#### Your goal:
Set the following entries down again exactly, line by line.

#### Collected data:
• • • • • • •

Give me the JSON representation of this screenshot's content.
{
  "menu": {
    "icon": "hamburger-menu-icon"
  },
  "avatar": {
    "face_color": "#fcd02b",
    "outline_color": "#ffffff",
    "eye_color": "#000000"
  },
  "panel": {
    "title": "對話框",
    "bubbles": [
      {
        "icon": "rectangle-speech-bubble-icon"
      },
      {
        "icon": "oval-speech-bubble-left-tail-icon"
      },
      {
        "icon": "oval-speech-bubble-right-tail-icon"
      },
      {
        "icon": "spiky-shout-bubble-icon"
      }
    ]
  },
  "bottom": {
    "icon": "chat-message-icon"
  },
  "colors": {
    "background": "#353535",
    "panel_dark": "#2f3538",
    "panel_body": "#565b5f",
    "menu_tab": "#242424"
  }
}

• • • • • • •

#### Result:
Give me the JSON representation of this screenshot's content.
{
  "menu": {
    "icon": "hamburger-menu-icon"
  },
  "avatar": {
    "face_color": "#fcd02b",
    "outline_color": "#ffffff",
    "eye_color": "#000000"
  },
  "panel": {
    "title": "對話框",
    "bubbles": [
      {
        "icon": "rectangle-speech-bubble-icon"
      },
      {
        "icon": "oval-speech-bubble-left-tail-icon"
      },
      {
        "icon": "oval-speech-bubble-right-tail-icon"
      },
      {
        "icon": "spiky-shout-bubble-icon"
      }
    ]
  },
  "bottom": {
    "icon": "chat-message-icon"
  },
  "colors": {
    "background": "#353535",
    "panel_dark": "#2f3538",
    "panel_body": "#565b5f",
    "menu_tab": "#242424"
  }
}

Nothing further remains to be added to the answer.